WORKING DATA =
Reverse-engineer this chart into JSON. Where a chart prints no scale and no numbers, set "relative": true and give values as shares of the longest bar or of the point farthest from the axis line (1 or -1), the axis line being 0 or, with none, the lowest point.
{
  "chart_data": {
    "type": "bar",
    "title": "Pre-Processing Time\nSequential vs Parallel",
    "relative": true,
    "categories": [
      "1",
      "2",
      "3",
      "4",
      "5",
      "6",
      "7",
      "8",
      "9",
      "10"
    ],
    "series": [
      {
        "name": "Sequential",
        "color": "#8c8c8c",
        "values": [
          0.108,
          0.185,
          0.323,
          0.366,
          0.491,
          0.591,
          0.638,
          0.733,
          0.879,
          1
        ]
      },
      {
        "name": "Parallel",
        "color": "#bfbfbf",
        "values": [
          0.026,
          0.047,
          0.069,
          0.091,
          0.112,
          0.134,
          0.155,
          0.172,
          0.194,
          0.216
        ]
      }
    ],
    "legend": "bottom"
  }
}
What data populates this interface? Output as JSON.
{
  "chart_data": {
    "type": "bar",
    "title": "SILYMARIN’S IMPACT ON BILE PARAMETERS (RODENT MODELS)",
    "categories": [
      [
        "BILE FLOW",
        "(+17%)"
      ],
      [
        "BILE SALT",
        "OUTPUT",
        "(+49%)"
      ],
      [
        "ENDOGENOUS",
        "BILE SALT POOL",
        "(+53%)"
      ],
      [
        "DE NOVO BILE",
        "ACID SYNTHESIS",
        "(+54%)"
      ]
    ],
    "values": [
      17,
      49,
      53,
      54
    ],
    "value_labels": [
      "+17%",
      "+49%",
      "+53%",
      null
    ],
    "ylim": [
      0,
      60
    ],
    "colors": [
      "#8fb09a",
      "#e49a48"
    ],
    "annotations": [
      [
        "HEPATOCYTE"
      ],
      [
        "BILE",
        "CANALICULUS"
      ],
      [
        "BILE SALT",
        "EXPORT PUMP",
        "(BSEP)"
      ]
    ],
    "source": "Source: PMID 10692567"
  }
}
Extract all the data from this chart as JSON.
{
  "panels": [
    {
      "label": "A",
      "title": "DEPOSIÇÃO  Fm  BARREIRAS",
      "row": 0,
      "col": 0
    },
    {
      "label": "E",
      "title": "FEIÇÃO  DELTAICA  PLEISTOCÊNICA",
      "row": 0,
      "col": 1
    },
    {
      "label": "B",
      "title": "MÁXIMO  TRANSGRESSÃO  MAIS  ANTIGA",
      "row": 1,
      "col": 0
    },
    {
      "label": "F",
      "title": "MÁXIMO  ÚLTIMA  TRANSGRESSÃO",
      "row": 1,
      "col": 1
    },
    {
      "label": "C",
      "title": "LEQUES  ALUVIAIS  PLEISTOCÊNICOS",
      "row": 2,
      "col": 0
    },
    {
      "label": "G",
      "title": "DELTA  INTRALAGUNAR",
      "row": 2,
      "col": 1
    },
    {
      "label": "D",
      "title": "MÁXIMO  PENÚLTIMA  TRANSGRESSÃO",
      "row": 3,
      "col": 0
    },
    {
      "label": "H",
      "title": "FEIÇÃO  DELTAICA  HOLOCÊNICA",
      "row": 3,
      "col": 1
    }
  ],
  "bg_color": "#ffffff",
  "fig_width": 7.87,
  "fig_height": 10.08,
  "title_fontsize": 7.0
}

TO DO =
In the listing above, find each line with the word "true" and copy it.

SOLUTION TO THIS PROBLEM =
Reverse-engineer this chart into JSON. Where a chart prints no scale and no numbers, set "relative": true and give values as shares of the longest bar or of the point farthest from the axis line (1 or -1), the axis line being 0 or, with none, the lowest point.
    "relative": true,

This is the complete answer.